• _Objective_: The records below must be duplicated exactly, character for character.
↓↓↓
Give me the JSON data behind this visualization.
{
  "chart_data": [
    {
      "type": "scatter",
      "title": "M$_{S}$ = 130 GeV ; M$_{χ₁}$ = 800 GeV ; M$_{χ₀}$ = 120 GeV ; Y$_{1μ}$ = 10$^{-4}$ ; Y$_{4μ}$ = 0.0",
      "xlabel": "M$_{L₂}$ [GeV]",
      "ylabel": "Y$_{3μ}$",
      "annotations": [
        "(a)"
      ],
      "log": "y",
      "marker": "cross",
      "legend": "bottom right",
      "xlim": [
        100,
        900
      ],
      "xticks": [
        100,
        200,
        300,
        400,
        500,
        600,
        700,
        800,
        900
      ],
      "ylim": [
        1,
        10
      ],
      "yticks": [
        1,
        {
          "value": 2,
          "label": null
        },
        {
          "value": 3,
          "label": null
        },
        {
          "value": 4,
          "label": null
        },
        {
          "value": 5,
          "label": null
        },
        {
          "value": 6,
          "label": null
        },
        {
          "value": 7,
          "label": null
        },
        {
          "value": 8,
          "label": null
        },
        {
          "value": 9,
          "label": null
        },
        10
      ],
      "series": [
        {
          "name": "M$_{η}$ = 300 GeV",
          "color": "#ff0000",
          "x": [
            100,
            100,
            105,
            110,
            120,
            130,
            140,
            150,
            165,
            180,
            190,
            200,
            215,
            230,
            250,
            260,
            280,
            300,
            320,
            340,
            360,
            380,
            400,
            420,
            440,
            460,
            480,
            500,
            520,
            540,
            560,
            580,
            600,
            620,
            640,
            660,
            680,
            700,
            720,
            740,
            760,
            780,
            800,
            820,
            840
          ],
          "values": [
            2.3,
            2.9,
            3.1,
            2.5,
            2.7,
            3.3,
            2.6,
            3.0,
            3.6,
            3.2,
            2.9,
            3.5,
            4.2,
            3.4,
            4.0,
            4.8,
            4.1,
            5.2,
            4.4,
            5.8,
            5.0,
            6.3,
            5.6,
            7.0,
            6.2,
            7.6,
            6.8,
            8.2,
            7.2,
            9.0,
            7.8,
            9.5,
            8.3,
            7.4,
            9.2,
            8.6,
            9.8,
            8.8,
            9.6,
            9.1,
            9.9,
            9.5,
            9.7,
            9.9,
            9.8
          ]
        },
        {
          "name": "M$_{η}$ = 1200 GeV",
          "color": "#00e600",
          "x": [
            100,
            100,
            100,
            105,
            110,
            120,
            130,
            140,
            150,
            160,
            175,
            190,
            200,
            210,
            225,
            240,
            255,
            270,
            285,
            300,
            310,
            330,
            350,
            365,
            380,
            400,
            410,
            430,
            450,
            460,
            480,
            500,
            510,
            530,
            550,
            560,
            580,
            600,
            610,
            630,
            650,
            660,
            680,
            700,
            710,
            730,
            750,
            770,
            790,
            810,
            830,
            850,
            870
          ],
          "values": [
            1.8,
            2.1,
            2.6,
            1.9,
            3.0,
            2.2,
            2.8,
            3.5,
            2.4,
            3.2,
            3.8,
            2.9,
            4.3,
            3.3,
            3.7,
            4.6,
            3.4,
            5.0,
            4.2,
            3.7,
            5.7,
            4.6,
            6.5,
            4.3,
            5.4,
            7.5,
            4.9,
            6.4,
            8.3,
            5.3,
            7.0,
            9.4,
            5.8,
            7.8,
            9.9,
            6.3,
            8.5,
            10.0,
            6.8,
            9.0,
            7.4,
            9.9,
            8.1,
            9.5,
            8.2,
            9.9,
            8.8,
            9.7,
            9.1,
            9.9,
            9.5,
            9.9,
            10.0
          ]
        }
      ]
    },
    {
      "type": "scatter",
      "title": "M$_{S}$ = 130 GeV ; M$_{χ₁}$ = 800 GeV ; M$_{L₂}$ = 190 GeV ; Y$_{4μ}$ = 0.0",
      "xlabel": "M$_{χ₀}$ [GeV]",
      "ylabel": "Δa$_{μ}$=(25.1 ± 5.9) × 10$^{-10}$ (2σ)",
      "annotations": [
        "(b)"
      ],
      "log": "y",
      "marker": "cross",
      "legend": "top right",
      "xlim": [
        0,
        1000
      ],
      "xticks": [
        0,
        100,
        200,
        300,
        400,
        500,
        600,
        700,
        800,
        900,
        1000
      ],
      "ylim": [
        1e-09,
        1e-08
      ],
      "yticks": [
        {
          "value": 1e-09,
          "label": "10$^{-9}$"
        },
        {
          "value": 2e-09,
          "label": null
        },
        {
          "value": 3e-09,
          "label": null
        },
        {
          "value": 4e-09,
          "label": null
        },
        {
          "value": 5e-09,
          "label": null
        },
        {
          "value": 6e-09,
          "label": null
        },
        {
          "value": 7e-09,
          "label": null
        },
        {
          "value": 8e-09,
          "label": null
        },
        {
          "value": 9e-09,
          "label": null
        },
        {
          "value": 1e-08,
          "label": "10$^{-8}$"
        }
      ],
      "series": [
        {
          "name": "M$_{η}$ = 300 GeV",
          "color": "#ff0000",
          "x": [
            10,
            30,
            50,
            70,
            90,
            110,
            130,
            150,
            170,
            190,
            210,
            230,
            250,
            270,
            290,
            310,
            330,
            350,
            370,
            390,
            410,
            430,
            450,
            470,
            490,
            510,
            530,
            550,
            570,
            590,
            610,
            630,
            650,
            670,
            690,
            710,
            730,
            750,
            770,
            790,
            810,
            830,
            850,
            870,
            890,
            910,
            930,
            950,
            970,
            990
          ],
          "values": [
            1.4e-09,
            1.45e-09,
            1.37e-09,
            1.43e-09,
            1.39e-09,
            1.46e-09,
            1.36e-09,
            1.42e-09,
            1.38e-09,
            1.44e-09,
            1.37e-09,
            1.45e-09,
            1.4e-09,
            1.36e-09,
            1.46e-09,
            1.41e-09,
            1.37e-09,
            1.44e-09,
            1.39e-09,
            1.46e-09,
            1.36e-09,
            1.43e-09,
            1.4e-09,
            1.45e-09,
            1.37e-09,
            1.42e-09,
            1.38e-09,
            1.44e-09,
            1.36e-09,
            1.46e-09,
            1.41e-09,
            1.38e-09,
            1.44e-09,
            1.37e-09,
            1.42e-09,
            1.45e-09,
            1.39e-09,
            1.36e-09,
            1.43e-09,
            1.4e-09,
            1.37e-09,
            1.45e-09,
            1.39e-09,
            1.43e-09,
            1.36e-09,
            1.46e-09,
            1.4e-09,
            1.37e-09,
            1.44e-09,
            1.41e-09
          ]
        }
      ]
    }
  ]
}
↑↑↑
• _Output for this exercise_:
Give me the JSON data behind this visualization.
{
  "chart_data": [
    {
      "type": "scatter",
      "title": "M$_{S}$ = 130 GeV ; M$_{χ₁}$ = 800 GeV ; M$_{χ₀}$ = 120 GeV ; Y$_{1μ}$ = 10$^{-4}$ ; Y$_{4μ}$ = 0.0",
      "xlabel": "M$_{L₂}$ [GeV]",
      "ylabel": "Y$_{3μ}$",
      "annotations": [
        "(a)"
      ],
      "log": "y",
      "marker": "cross",
      "legend": "bottom right",
      "xlim": [
        100,
        900
      ],
      "xticks": [
        100,
        200,
        300,
        400,
        500,
        600,
        700,
        800,
        900
      ],
      "ylim": [
        1,
        10
      ],
      "yticks": [
        1,
        {
          "value": 2,
          "label": null
        },
        {
          "value": 3,
          "label": null
        },
        {
          "value": 4,
          "label": null
        },
        {
          "value": 5,
          "label": null
        },
        {
          "value": 6,
          "label": null
        },
        {
          "value": 7,
          "label": null
        },
        {
          "value": 8,
          "label": null
        },
        {
          "value": 9,
          "label": null
        },
        10
      ],
      "series": [
        {
          "name": "M$_{η}$ = 300 GeV",
          "color": "#ff0000",
          "x": [
            100,
            100,
            105,
            110,
            120,
            130,
            140,
            150,
            165,
            180,
            190,
            200,
            215,
            230,
            250,
            260,
            280,
            300,
            320,
            340,
            360,
            380,
            400,
            420,
            440,
            460,
            480,
            500,
            520,
            540,
            560,
            580,
            600,
            620,
            640,
            660,
            680,
            700,
            720,
            740,
            760,
            780,
            800,
            820,
            840
          ],
          "values": [
            2.3,
            2.9,
            3.1,
            2.5,
            2.7,
            3.3,
            2.6,
            3.0,
            3.6,
            3.2,
            2.9,
            3.5,
            4.2,
            3.4,
            4.0,
            4.8,
            4.1,
            5.2,
            4.4,
            5.8,
            5.0,
            6.3,
            5.6,
            7.0,
            6.2,
            7.6,
            6.8,
            8.2,
            7.2,
            9.0,
            7.8,
            9.5,
            8.3,
            7.4,
            9.2,
            8.6,
            9.8,
            8.8,
            9.6,
            9.1,
            9.9,
            9.5,
            9.7,
            9.9,
            9.8
          ]
        },
        {
          "name": "M$_{η}$ = 1200 GeV",
          "color": "#00e600",
          "x": [
            100,
            100,
            100,
            105,
            110,
            120,
            130,
            140,
            150,
            160,
            175,
            190,
            200,
            210,
            225,
            240,
            255,
            270,
            285,
            300,
            310,
            330,
            350,
            365,
            380,
            400,
            410,
            430,
            450,
            460,
            480,
            500,
            510,
            530,
            550,
            560,
            580,
            600,
            610,
            630,
            650,
            660,
            680,
            700,
            710,
            730,
            750,
            770,
            790,
            810,
            830,
            850,
            870
          ],
          "values": [
            1.8,
            2.1,
            2.6,
            1.9,
            3.0,
            2.2,
            2.8,
            3.5,
            2.4,
            3.2,
            3.8,
            2.9,
            4.3,
            3.3,
            3.7,
            4.6,
            3.4,
            5.0,
            4.2,
            3.7,
            5.7,
            4.6,
            6.5,
            4.3,
            5.4,
            7.5,
            4.9,
            6.4,
            8.3,
            5.3,
            7.0,
            9.4,
            5.8,
            7.8,
            9.9,
            6.3,
            8.5,
            10.0,
            6.8,
            9.0,
            7.4,
            9.9,
            8.1,
            9.5,
            8.2,
            9.9,
            8.8,
            9.7,
            9.1,
            9.9,
            9.5,
            9.9,
            10.0
          ]
        }
      ]
    },
    {
      "type": "scatter",
      "title": "M$_{S}$ = 130 GeV ; M$_{χ₁}$ = 800 GeV ; M$_{L₂}$ = 190 GeV ; Y$_{4μ}$ = 0.0",
      "xlabel": "M$_{χ₀}$ [GeV]",
      "ylabel": "Δa$_{μ}$=(25.1 ± 5.9) × 10$^{-10}$ (2σ)",
      "annotations": [
        "(b)"
      ],
      "log": "y",
      "marker": "cross",
      "legend": "top right",
      "xlim": [
        0,
        1000
      ],
      "xticks": [
        0,
        100,
        200,
        300,
        400,
        500,
        600,
        700,
        800,
        900,
        1000
      ],
      "ylim": [
        1e-09,
        1e-08
      ],
      "yticks": [
        {
          "value": 1e-09,
          "label": "10$^{-9}$"
        },
        {
          "value": 2e-09,
          "label": null
        },
        {
          "value": 3e-09,
          "label": null
        },
        {
          "value": 4e-09,
          "label": null
        },
        {
          "value": 5e-09,
          "label": null
        },
        {
          "value": 6e-09,
          "label": null
        },
        {
          "value": 7e-09,
          "label": null
        },
        {
          "value": 8e-09,
          "label": null
        },
        {
          "value": 9e-09,
          "label": null
        },
        {
          "value": 1e-08,
          "label": "10$^{-8}$"
        }
      ],
      "series": [
        {
          "name": "M$_{η}$ = 300 GeV",
          "color": "#ff0000",
          "x": [
            10,
            30,
            50,
            70,
            90,
            110,
            130,
            150,
            170,
            190,
            210,
            230,
            250,
            270,
            290,
            310,
            330,
            350,
            370,
            390,
            410,
            430,
            450,
            470,
            490,
            510,
            530,
            550,
            570,
            590,
            610,
            630,
            650,
            670,
            690,
            710,
            730,
            750,
            770,
            790,
            810,
            830,
            850,
            870,
            890,
            910,
            930,
            950,
            970,
            990
          ],
          "values": [
            1.4e-09,
            1.45e-09,
            1.37e-09,
            1.43e-09,
            1.39e-09,
            1.46e-09,
            1.36e-09,
            1.42e-09,
            1.38e-09,
            1.44e-09,
            1.37e-09,
            1.45e-09,
            1.4e-09,
            1.36e-09,
            1.46e-09,
            1.41e-09,
            1.37e-09,
            1.44e-09,
            1.39e-09,
            1.46e-09,
            1.36e-09,
            1.43e-09,
            1.4e-09,
            1.45e-09,
            1.37e-09,
            1.42e-09,
            1.38e-09,
            1.44e-09,
            1.36e-09,
            1.46e-09,
            1.41e-09,
            1.38e-09,
            1.44e-09,
            1.37e-09,
            1.42e-09,
            1.45e-09,
            1.39e-09,
            1.36e-09,
            1.43e-09,
            1.4e-09,
            1.37e-09,
            1.45e-09,
            1.39e-09,
            1.43e-09,
            1.36e-09,
            1.46e-09,
            1.4e-09,
            1.37e-09,
            1.44e-09,
            1.41e-09
          ]
        }
      ]
    }
  ]
}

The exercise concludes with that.